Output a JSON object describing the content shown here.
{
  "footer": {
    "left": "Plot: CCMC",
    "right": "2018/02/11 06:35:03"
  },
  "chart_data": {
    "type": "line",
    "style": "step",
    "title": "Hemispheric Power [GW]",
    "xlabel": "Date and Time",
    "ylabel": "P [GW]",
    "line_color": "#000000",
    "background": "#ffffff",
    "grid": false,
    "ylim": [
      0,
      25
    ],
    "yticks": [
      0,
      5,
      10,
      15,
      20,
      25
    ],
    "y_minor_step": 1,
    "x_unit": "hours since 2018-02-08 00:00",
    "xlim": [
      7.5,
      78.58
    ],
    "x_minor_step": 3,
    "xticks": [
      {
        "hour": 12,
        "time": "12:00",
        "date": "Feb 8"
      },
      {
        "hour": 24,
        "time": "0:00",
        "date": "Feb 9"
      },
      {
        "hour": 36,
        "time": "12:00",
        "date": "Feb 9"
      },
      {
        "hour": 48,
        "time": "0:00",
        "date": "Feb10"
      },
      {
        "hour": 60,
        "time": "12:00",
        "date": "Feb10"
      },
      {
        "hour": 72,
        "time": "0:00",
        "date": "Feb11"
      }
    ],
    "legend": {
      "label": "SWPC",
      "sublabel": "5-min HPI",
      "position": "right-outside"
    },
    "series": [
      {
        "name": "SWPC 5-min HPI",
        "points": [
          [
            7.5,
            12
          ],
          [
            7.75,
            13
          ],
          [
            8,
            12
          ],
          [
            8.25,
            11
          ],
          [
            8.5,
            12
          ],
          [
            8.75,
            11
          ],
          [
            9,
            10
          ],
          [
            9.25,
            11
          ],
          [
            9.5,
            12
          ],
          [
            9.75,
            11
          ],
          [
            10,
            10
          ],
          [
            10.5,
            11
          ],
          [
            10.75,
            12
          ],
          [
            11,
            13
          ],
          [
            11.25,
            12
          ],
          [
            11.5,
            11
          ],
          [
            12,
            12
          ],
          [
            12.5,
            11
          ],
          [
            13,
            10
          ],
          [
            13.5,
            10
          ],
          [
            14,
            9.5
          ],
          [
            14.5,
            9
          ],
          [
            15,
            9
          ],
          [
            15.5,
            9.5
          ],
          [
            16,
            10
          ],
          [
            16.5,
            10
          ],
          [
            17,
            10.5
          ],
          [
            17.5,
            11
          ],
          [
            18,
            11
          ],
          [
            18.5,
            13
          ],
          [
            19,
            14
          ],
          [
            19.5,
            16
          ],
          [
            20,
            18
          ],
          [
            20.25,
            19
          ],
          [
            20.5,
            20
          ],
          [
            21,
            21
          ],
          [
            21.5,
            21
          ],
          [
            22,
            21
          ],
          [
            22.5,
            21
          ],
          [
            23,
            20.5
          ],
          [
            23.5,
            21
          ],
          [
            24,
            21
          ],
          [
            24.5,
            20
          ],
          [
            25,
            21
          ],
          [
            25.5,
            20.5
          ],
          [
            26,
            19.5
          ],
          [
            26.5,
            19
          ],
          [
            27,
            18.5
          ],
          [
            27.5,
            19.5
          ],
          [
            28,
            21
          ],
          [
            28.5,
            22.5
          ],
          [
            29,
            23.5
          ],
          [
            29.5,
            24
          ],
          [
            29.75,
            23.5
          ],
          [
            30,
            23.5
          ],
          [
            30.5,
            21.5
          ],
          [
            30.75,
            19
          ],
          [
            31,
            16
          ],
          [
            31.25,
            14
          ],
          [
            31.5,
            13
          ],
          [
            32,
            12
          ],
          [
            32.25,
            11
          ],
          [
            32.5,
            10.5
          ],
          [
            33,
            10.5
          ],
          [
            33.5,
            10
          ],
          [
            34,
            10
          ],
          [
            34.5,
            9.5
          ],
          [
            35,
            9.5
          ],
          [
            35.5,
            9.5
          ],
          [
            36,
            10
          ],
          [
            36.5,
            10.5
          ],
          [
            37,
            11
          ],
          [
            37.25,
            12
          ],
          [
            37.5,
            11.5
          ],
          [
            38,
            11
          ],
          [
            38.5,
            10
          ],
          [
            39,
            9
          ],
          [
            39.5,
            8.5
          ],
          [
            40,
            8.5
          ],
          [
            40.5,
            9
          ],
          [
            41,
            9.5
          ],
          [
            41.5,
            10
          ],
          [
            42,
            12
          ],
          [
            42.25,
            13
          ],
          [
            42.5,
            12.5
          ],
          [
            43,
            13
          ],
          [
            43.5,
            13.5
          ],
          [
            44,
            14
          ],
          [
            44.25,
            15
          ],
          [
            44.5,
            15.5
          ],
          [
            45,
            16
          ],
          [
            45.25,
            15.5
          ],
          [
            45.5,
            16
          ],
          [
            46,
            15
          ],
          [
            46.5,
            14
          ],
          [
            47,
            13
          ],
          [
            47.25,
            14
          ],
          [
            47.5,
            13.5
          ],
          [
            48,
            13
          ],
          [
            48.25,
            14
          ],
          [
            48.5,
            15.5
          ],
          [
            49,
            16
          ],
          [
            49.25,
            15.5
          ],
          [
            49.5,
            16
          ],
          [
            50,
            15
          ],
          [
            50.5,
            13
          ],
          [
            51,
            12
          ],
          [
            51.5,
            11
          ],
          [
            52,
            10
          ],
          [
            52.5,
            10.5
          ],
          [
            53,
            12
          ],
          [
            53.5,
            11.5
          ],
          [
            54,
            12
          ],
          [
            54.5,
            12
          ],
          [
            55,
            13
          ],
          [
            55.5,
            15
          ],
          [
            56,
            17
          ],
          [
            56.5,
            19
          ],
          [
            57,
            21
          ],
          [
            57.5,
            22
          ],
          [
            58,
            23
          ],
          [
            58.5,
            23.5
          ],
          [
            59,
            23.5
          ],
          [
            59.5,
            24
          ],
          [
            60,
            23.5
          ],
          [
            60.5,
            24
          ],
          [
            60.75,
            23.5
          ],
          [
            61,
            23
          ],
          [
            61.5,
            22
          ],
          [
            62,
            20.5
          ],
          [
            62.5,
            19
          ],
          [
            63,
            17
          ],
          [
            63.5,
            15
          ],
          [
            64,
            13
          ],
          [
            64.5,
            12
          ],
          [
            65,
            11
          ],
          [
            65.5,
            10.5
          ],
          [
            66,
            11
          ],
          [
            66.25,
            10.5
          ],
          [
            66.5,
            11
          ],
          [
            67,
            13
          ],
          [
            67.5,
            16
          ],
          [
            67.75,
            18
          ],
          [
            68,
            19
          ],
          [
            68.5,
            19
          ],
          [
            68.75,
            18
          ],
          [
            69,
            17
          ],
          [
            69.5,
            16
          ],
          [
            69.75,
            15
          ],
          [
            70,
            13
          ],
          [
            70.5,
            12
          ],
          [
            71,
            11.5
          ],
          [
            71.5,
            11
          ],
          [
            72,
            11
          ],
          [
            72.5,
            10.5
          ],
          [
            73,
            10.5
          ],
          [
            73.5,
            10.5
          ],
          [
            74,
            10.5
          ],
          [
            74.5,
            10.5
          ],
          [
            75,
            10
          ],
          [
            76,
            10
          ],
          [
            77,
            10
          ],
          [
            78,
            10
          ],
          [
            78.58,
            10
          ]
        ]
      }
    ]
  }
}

◆ ◆ ◆ ◆

Written instruction
Return all of the data word for word.

Result below
Output a JSON object describing the content shown here.
{
  "footer": {
    "left": "Plot: CCMC",
    "right": "2018/02/11 06:35:03"
  },
  "chart_data": {
    "type": "line",
    "style": "step",
    "title": "Hemispheric Power [GW]",
    "xlabel": "Date and Time",
    "ylabel": "P [GW]",
    "line_color": "#000000",
    "background": "#ffffff",
    "grid": false,
    "ylim": [
      0,
      25
    ],
    "yticks": [
      0,
      5,
      10,
      15,
      20,
      25
    ],
    "y_minor_step": 1,
    "x_unit": "hours since 2018-02-08 00:00",
    "xlim": [
      7.5,
      78.58
    ],
    "x_minor_step": 3,
    "xticks": [
      {
        "hour": 12,
        "time": "12:00",
        "date": "Feb 8"
      },
      {
        "hour": 24,
        "time": "0:00",
        "date": "Feb 9"
      },
      {
        "hour": 36,
        "time": "12:00",
        "date": "Feb 9"
      },
      {
        "hour": 48,
        "time": "0:00",
        "date": "Feb10"
      },
      {
        "hour": 60,
        "time": "12:00",
        "date": "Feb10"
      },
      {
        "hour": 72,
        "time": "0:00",
        "date": "Feb11"
      }
    ],
    "legend": {
      "label": "SWPC",
      "sublabel": "5-min HPI",
      "position": "right-outside"
    },
    "series": [
      {
        "name": "SWPC 5-min HPI",
        "points": [
          [
            7.5,
            12
          ],
          [
            7.75,
            13
          ],
          [
            8,
            12
          ],
          [
            8.25,
            11
          ],
          [
            8.5,
            12
          ],
          [
            8.75,
            11
          ],
          [
            9,
            10
          ],
          [
            9.25,
            11
          ],
          [
            9.5,
            12
          ],
          [
            9.75,
            11
          ],
          [
            10,
            10
          ],
          [
            10.5,
            11
          ],
          [
            10.75,
            12
          ],
          [
            11,
            13
          ],
          [
            11.25,
            12
          ],
          [
            11.5,
            11
          ],
          [
            12,
            12
          ],
          [
            12.5,
            11
          ],
          [
            13,
            10
          ],
          [
            13.5,
            10
          ],
          [
            14,
            9.5
          ],
          [
            14.5,
            9
          ],
          [
            15,
            9
          ],
          [
            15.5,
            9.5
          ],
          [
            16,
            10
          ],
          [
            16.5,
            10
          ],
          [
            17,
            10.5
          ],
          [
            17.5,
            11
          ],
          [
            18,
            11
          ],
          [
            18.5,
            13
          ],
          [
            19,
            14
          ],
          [
            19.5,
            16
          ],
          [
            20,
            18
          ],
          [
            20.25,
            19
          ],
          [
            20.5,
            20
          ],
          [
            21,
            21
          ],
          [
            21.5,
            21
          ],
          [
            22,
            21
          ],
          [
            22.5,
            21
          ],
          [
            23,
            20.5
          ],
          [
            23.5,
            21
          ],
          [
            24,
            21
          ],
          [
            24.5,
            20
          ],
          [
            25,
            21
          ],
          [
            25.5,
            20.5
          ],
          [
            26,
            19.5
          ],
          [
            26.5,
            19
          ],
          [
            27,
            18.5
          ],
          [
            27.5,
            19.5
          ],
          [
            28,
            21
          ],
          [
            28.5,
            22.5
          ],
          [
            29,
            23.5
          ],
          [
            29.5,
            24
          ],
          [
            29.75,
            23.5
          ],
          [
            30,
            23.5
          ],
          [
            30.5,
            21.5
          ],
          [
            30.75,
            19
          ],
          [
            31,
            16
          ],
          [
            31.25,
            14
          ],
          [
            31.5,
            13
          ],
          [
            32,
            12
          ],
          [
            32.25,
            11
          ],
          [
            32.5,
            10.5
          ],
          [
            33,
            10.5
          ],
          [
            33.5,
            10
          ],
          [
            34,
            10
          ],
          [
            34.5,
            9.5
          ],
          [
            35,
            9.5
          ],
          [
            35.5,
            9.5
          ],
          [
            36,
            10
          ],
          [
            36.5,
            10.5
          ],
          [
            37,
            11
          ],
          [
            37.25,
            12
          ],
          [
            37.5,
            11.5
          ],
          [
            38,
            11
          ],
          [
            38.5,
            10
          ],
          [
            39,
            9
          ],
          [
            39.5,
            8.5
          ],
          [
            40,
            8.5
          ],
          [
            40.5,
            9
          ],
          [
            41,
            9.5
          ],
          [
            41.5,
            10
          ],
          [
            42,
            12
          ],
          [
            42.25,
            13
          ],
          [
            42.5,
            12.5
          ],
          [
            43,
            13
          ],
          [
            43.5,
            13.5
          ],
          [
            44,
            14
          ],
          [
            44.25,
            15
          ],
          [
            44.5,
            15.5
          ],
          [
            45,
            16
          ],
          [
            45.25,
            15.5
          ],
          [
            45.5,
            16
          ],
          [
            46,
            15
          ],
          [
            46.5,
            14
          ],
          [
            47,
            13
          ],
          [
            47.25,
            14
          ],
          [
            47.5,
            13.5
          ],
          [
            48,
            13
          ],
          [
            48.25,
            14
          ],
          [
            48.5,
            15.5
          ],
          [
            49,
            16
          ],
          [
            49.25,
            15.5
          ],
          [
            49.5,
            16
          ],
          [
            50,
            15
          ],
          [
            50.5,
            13
          ],
          [
            51,
            12
          ],
          [
            51.5,
            11
          ],
          [
            52,
            10
          ],
          [
            52.5,
            10.5
          ],
          [
            53,
            12
          ],
          [
            53.5,
            11.5
          ],
          [
            54,
            12
          ],
          [
            54.5,
            12
          ],
          [
            55,
            13
          ],
          [
            55.5,
            15
          ],
          [
            56,
            17
          ],
          [
            56.5,
            19
          ],
          [
            57,
            21
          ],
          [
            57.5,
            22
          ],
          [
            58,
            23
          ],
          [
            58.5,
            23.5
          ],
          [
            59,
            23.5
          ],
          [
            59.5,
            24
          ],
          [
            60,
            23.5
          ],
          [
            60.5,
            24
          ],
          [
            60.75,
            23.5
          ],
          [
            61,
            23
          ],
          [
            61.5,
            22
          ],
          [
            62,
            20.5
          ],
          [
            62.5,
            19
          ],
          [
            63,
            17
          ],
          [
            63.5,
            15
          ],
          [
            64,
            13
          ],
          [
            64.5,
            12
          ],
          [
            65,
            11
          ],
          [
            65.5,
            10.5
          ],
          [
            66,
            11
          ],
          [
            66.25,
            10.5
          ],
          [
            66.5,
            11
          ],
          [
            67,
            13
          ],
          [
            67.5,
            16
          ],
          [
            67.75,
            18
          ],
          [
            68,
            19
          ],
          [
            68.5,
            19
          ],
          [
            68.75,
            18
          ],
          [
            69,
            17
          ],
          [
            69.5,
            16
          ],
          [
            69.75,
            15
          ],
          [
            70,
            13
          ],
          [
            70.5,
            12
          ],
          [
            71,
            11.5
          ],
          [
            71.5,
            11
          ],
          [
            72,
            11
          ],
          [
            72.5,
            10.5
          ],
          [
            73,
            10.5
          ],
          [
            73.5,
            10.5
          ],
          [
            74,
            10.5
          ],
          [
            74.5,
            10.5
          ],
          [
            75,
            10
          ],
          [
            76,
            10
          ],
          [
            77,
            10
          ],
          [
            78,
            10
          ],
          [
            78.58,
            10
          ]
        ]
      }
    ]
  }
}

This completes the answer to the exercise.